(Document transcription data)
╔══

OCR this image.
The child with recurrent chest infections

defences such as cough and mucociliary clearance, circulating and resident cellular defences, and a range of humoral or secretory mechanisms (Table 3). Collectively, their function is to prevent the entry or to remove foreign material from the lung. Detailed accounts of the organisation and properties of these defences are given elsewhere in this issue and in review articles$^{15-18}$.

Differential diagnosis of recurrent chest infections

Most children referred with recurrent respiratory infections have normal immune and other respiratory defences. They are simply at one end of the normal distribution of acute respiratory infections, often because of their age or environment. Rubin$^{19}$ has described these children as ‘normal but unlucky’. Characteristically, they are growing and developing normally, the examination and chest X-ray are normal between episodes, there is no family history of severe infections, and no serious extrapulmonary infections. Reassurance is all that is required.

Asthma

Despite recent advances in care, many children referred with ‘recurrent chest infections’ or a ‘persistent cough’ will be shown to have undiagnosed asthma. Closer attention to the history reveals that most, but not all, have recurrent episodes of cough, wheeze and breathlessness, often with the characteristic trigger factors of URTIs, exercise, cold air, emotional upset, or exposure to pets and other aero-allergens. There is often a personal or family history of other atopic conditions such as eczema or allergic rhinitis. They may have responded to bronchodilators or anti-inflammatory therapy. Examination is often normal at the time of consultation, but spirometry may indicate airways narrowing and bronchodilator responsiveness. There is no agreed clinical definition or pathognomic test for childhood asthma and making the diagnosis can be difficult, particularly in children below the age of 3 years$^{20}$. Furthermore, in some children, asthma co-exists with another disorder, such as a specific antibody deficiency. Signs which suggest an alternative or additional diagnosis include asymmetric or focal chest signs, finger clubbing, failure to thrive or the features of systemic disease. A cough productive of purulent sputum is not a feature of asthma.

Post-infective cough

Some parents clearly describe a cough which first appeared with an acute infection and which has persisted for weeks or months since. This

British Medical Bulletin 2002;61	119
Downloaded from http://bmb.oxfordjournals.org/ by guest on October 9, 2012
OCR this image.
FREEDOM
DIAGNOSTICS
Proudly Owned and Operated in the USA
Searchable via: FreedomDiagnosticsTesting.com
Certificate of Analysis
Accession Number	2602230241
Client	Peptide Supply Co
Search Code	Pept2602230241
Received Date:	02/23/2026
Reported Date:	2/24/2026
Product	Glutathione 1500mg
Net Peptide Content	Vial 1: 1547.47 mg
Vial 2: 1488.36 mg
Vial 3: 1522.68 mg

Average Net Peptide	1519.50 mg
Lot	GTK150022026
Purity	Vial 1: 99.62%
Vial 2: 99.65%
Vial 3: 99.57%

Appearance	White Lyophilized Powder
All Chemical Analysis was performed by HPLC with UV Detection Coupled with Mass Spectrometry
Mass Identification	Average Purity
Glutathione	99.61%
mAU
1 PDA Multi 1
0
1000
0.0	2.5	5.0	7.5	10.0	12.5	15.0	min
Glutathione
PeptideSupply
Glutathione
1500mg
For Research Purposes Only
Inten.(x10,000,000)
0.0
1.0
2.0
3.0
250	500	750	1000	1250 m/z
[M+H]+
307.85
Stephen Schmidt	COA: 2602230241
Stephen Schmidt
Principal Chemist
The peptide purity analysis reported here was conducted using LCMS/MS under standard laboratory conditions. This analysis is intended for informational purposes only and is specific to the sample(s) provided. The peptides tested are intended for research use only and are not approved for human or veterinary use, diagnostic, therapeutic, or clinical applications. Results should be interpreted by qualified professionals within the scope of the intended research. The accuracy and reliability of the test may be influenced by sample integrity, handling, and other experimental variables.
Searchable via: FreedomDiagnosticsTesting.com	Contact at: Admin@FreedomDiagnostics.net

╚══

## WORK ORDER:
Search the data above for the string "Vial". Report every line where it is found.

## EXERCISE RESULT:
Net Peptide Content	Vial 1: 1547.47 mg
Vial 2: 1488.36 mg
Vial 3: 1522.68 mg
Purity	Vial 1: 99.62%
Vial 2: 99.65%
Vial 3: 99.57%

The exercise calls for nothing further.